* [ВЫБРАННЫЙ ОТРЫВОК]:
※

В этой борьбе олимпийцы как бы представляли идею «государственного права» семьи в том виде, как оно было сформулировано и основано Герой, Зевсом и Афродитой, для этого Афина учредила независимый суд, который в свое время и выносил обоснованный и сбалансированный приговор Оресту, вполне удовлетворив и умиротворив эриний. Древним силам оставалась только право неотвратимого наказания и мести, но уже в рамках вновь достигнутого мифического единства и лишь в случаях, когда против природы и божественного права было совершено святотатство: «Каждому устанавливается своя Мойра: для хтонических существ это царство природы и Земли, для олимпийцев – это полис, государство, сформированный правовой порядок»3.

※

* [ФРАГМЕНТ ДАННЫХ]:
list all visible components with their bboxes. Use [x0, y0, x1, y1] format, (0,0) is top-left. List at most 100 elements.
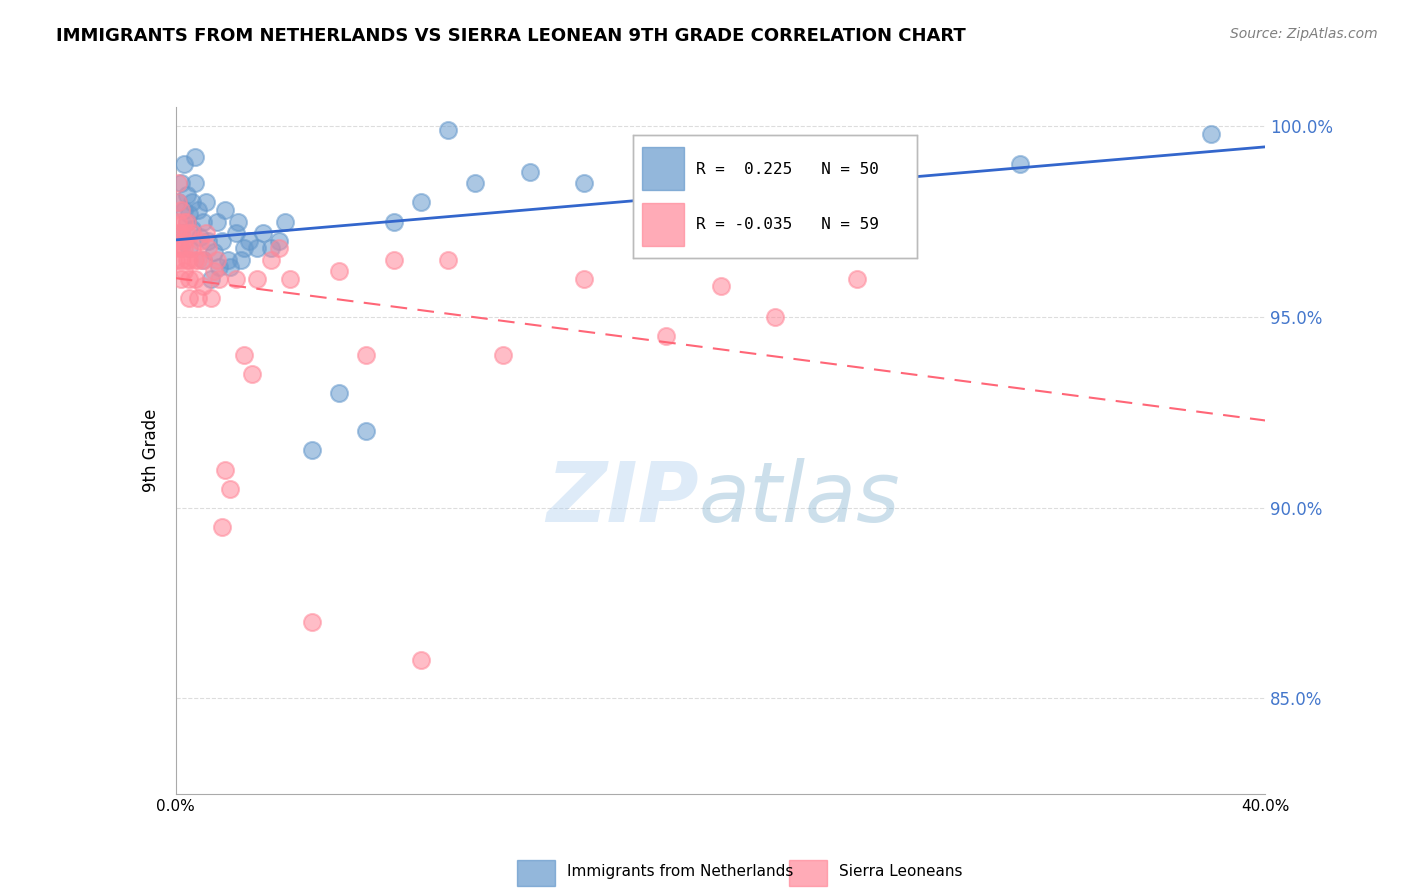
- Point: [186, 252, 209, 267]
- Point: [167, 195, 190, 210]
- Point: [356, 425, 378, 439]
- Point: [437, 123, 460, 137]
- Point: [181, 222, 204, 236]
- Point: [176, 187, 198, 202]
- Point: [382, 214, 405, 228]
- Point: [184, 177, 207, 191]
- Point: [464, 177, 486, 191]
- Text: Immigrants from Netherlands: Immigrants from Netherlands: [568, 864, 794, 880]
- Point: [184, 150, 207, 164]
- Point: [232, 241, 254, 255]
- Point: [1010, 157, 1032, 171]
- Point: [191, 252, 214, 267]
- Point: [211, 520, 233, 534]
- Point: [278, 271, 301, 285]
- Point: [188, 234, 211, 248]
- Point: [170, 226, 193, 240]
- Point: [240, 367, 263, 381]
- Text: ZIP: ZIP: [546, 458, 699, 539]
- Point: [301, 443, 323, 458]
- Point: [260, 252, 283, 267]
- Point: [205, 252, 228, 267]
- Point: [274, 214, 297, 228]
- Point: [492, 348, 515, 362]
- Point: [167, 226, 190, 240]
- Point: [763, 310, 786, 324]
- Point: [167, 195, 190, 210]
- Point: [167, 241, 190, 255]
- Point: [194, 226, 217, 240]
- Point: [217, 252, 239, 267]
- Point: [173, 202, 195, 217]
- Point: [186, 291, 209, 305]
- Point: [269, 241, 291, 255]
- Point: [200, 271, 222, 285]
- Point: [225, 226, 247, 240]
- Point: [184, 252, 207, 267]
- Point: [519, 165, 541, 179]
- Point: [208, 271, 231, 285]
- Text: Sierra Leoneans: Sierra Leoneans: [839, 864, 963, 880]
- Text: atlas: atlas: [699, 458, 900, 539]
- Point: [214, 202, 236, 217]
- Point: [167, 177, 190, 191]
- Point: [165, 252, 187, 267]
- Point: [574, 271, 596, 285]
- Point: [328, 264, 350, 278]
- Point: [200, 291, 222, 305]
- Point: [409, 653, 432, 667]
- Point: [191, 214, 214, 228]
- Point: [231, 252, 253, 267]
- Bar: [517, 860, 554, 886]
- Point: [170, 177, 193, 191]
- Point: [710, 279, 733, 293]
- Point: [655, 329, 678, 343]
- Point: [173, 234, 195, 248]
- Point: [181, 195, 204, 210]
- Point: [197, 241, 219, 255]
- Point: [225, 271, 247, 285]
- Point: [173, 241, 195, 255]
- Point: [173, 264, 195, 278]
- Point: [179, 271, 201, 285]
- Text: Source: ZipAtlas.com: Source: ZipAtlas.com: [1230, 27, 1378, 41]
- Point: [170, 252, 193, 267]
- Point: [176, 214, 198, 228]
- Point: [382, 252, 405, 267]
- Point: [655, 157, 678, 171]
- Point: [219, 260, 242, 275]
- Point: [1199, 127, 1222, 141]
- Point: [191, 279, 214, 293]
- Point: [176, 226, 198, 240]
- Point: [246, 241, 269, 255]
- Point: [179, 291, 201, 305]
- Point: [356, 348, 378, 362]
- Point: [181, 241, 204, 255]
- Point: [179, 241, 201, 255]
- Point: [211, 234, 233, 248]
- Point: [202, 264, 225, 278]
- Point: [228, 214, 250, 228]
- Point: [179, 252, 201, 267]
- Point: [191, 252, 214, 267]
- Point: [232, 348, 254, 362]
- Point: [202, 245, 225, 260]
- Point: [845, 271, 868, 285]
- Point: [184, 271, 207, 285]
- Point: [574, 177, 596, 191]
- Point: [409, 195, 432, 210]
- Point: [186, 202, 209, 217]
- Point: [179, 207, 201, 221]
- Point: [219, 482, 242, 496]
- Point: [246, 271, 269, 285]
- Point: [170, 241, 193, 255]
- Point: [328, 386, 350, 401]
- Point: [269, 234, 291, 248]
- Point: [208, 260, 231, 275]
- Y-axis label: 9th Grade: 9th Grade: [142, 409, 160, 492]
- Point: [252, 226, 274, 240]
- Point: [205, 214, 228, 228]
- Point: [260, 241, 283, 255]
- Point: [181, 226, 204, 240]
- Point: [170, 226, 193, 240]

※

* [ЗАДАНИЕ]:
Ответьте на вопросы по отрывку об олимпийцах и эриниях:
1. Кто учредил независимый суд?
2. Кого удовлетворил и умиротворил приговор Оресту?
3. Что, согласно цитате в конце отрывка, установлено как Мойра для олимпийцев?
Записи никак не связаны с отрывком.

* [ОТВЕТ]:
1. Афина.
2. Эриний.
3. Полис, государство, сформированный правовой порядок.